(Data entries for graphics)
########################################

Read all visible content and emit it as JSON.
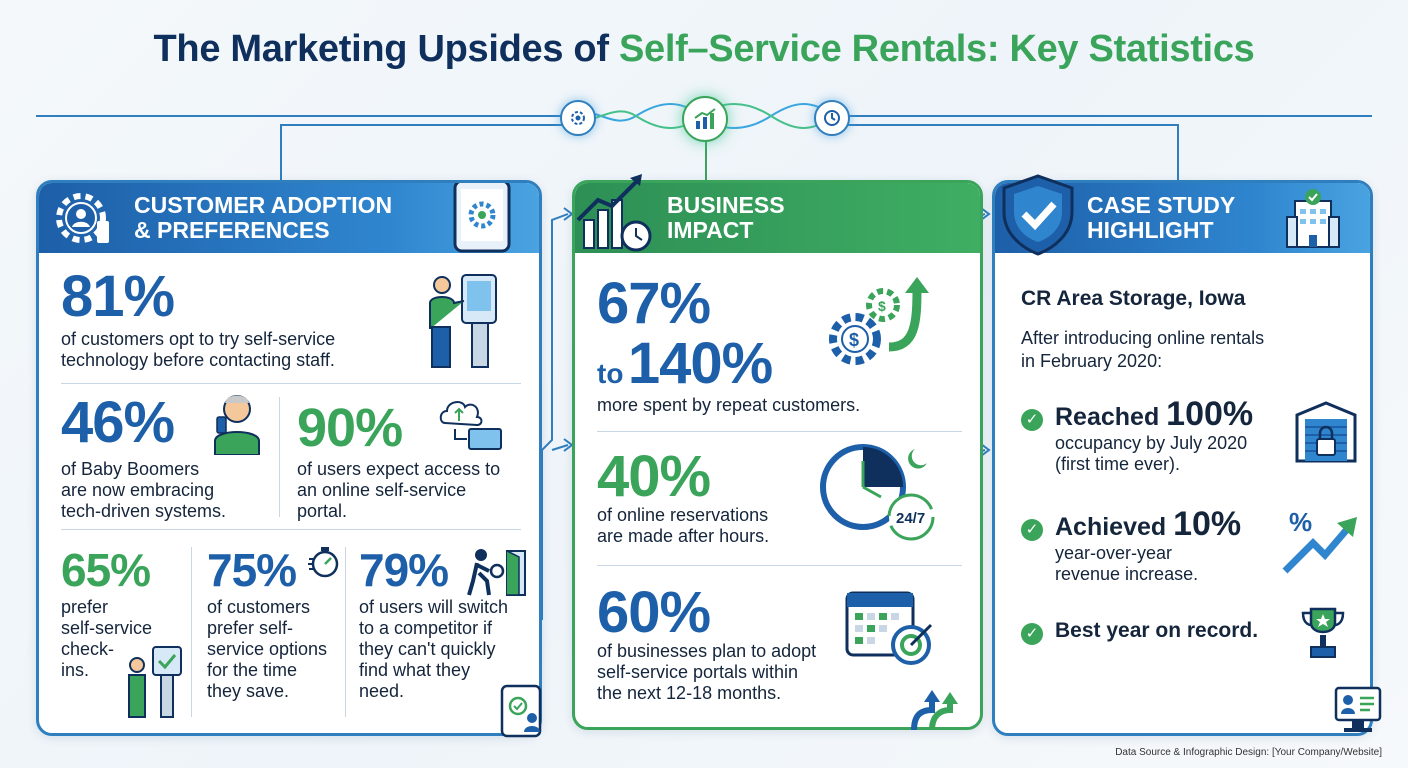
{
  "title": {
    "part1": "The Marketing Upsides of ",
    "part2": "Self–Service Rentals: Key Statistics"
  },
  "hub_icons": [
    "gear-people-icon",
    "chart-growth-icon",
    "clock-dollar-icon"
  ],
  "left_panel": {
    "heading_line1": "CUSTOMER ADOPTION",
    "heading_line2": "& PREFERENCES",
    "stat_81": {
      "value": "81%",
      "desc_line1": "of customers opt to try self-service",
      "desc_line2": "technology before contacting staff."
    },
    "stat_46": {
      "value": "46%",
      "desc_line1": "of Baby Boomers",
      "desc_line2": "are now embracing",
      "desc_line3": "tech-driven systems."
    },
    "stat_90": {
      "value": "90%",
      "desc_line1": "of users expect access to",
      "desc_line2": "an online self-service",
      "desc_line3": "portal."
    },
    "stat_65": {
      "value": "65%",
      "desc_line1": "prefer",
      "desc_line2": "self-service",
      "desc_line3": "check-",
      "desc_line4": "ins."
    },
    "stat_75": {
      "value": "75%",
      "desc_line1": "of customers",
      "desc_line2": "prefer self-",
      "desc_line3": "service options",
      "desc_line4": "for the time",
      "desc_line5": "they save."
    },
    "stat_79": {
      "value": "79%",
      "desc_line1": "of users will switch",
      "desc_line2": "to a competitor if",
      "desc_line3": "they can't quickly",
      "desc_line4": "find what they",
      "desc_line5": "need."
    }
  },
  "mid_panel": {
    "heading_line1": "BUSINESS",
    "heading_line2": "IMPACT",
    "stat_67": {
      "value_a": "67%",
      "connector": "to",
      "value_b": "140%",
      "desc": "more spent by repeat customers."
    },
    "stat_40": {
      "value": "40%",
      "desc_line1": "of online reservations",
      "desc_line2": "are made after hours.",
      "badge": "24/7"
    },
    "stat_60": {
      "value": "60%",
      "desc_line1": "of businesses plan to adopt",
      "desc_line2": "self-service portals within",
      "desc_line3": "the next 12-18 months."
    }
  },
  "right_panel": {
    "heading_line1": "CASE STUDY",
    "heading_line2": "HIGHLIGHT",
    "company": "CR Area Storage, Iowa",
    "intro_line1": "After introducing online rentals",
    "intro_line2": "in February 2020:",
    "items": [
      {
        "lead": "Reached ",
        "value": "100%",
        "line1": "occupancy by July 2020",
        "line2": "(first time ever)."
      },
      {
        "lead": "Achieved ",
        "value": "10%",
        "line1": "year-over-year",
        "line2": "revenue increase."
      },
      {
        "lead": "Best year on record.",
        "value": "",
        "line1": "",
        "line2": ""
      }
    ],
    "percent_glyph": "%"
  },
  "footer": "Data Source & Infographic Design: [Your Company/Website]",
  "colors": {
    "blue": "#1d5fa8",
    "green": "#3aa45a",
    "navy": "#0f2f5c",
    "line": "#2f7fbf"
  }
}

########################################

● Your objective: Leave the pictures out and print the records above exactly as they stand.

● Result of the task:
Read all visible content and emit it as JSON.
{
  "title": {
    "part1": "The Marketing Upsides of ",
    "part2": "Self–Service Rentals: Key Statistics"
  },
  "hub_icons": [
    "gear-people-icon",
    "chart-growth-icon",
    "clock-dollar-icon"
  ],
  "left_panel": {
    "heading_line1": "CUSTOMER ADOPTION",
    "heading_line2": "& PREFERENCES",
    "stat_81": {
      "value": "81%",
      "desc_line1": "of customers opt to try self-service",
      "desc_line2": "technology before contacting staff."
    },
    "stat_46": {
      "value": "46%",
      "desc_line1": "of Baby Boomers",
      "desc_line2": "are now embracing",
      "desc_line3": "tech-driven systems."
    },
    "stat_90": {
      "value": "90%",
      "desc_line1": "of users expect access to",
      "desc_line2": "an online self-service",
      "desc_line3": "portal."
    },
    "stat_65": {
      "value": "65%",
      "desc_line1": "prefer",
      "desc_line2": "self-service",
      "desc_line3": "check-",
      "desc_line4": "ins."
    },
    "stat_75": {
      "value": "75%",
      "desc_line1": "of customers",
      "desc_line2": "prefer self-",
      "desc_line3": "service options",
      "desc_line4": "for the time",
      "desc_line5": "they save."
    },
    "stat_79": {
      "value": "79%",
      "desc_line1": "of users will switch",
      "desc_line2": "to a competitor if",
      "desc_line3": "they can't quickly",
      "desc_line4": "find what they",
      "desc_line5": "need."
    }
  },
  "mid_panel": {
    "heading_line1": "BUSINESS",
    "heading_line2": "IMPACT",
    "stat_67": {
      "value_a": "67%",
      "connector": "to",
      "value_b": "140%",
      "desc": "more spent by repeat customers."
    },
    "stat_40": {
      "value": "40%",
      "desc_line1": "of online reservations",
      "desc_line2": "are made after hours.",
      "badge": "24/7"
    },
    "stat_60": {
      "value": "60%",
      "desc_line1": "of businesses plan to adopt",
      "desc_line2": "self-service portals within",
      "desc_line3": "the next 12-18 months."
    }
  },
  "right_panel": {
    "heading_line1": "CASE STUDY",
    "heading_line2": "HIGHLIGHT",
    "company": "CR Area Storage, Iowa",
    "intro_line1": "After introducing online rentals",
    "intro_line2": "in February 2020:",
    "items": [
      {
        "lead": "Reached ",
        "value": "100%",
        "line1": "occupancy by July 2020",
        "line2": "(first time ever)."
      },
      {
        "lead": "Achieved ",
        "value": "10%",
        "line1": "year-over-year",
        "line2": "revenue increase."
      },
      {
        "lead": "Best year on record.",
        "value": "",
        "line1": "",
        "line2": ""
      }
    ],
    "percent_glyph": "%"
  },
  "footer": "Data Source & Infographic Design: [Your Company/Website]",
  "colors": {
    "blue": "#1d5fa8",
    "green": "#3aa45a",
    "navy": "#0f2f5c",
    "line": "#2f7fbf"
  }
}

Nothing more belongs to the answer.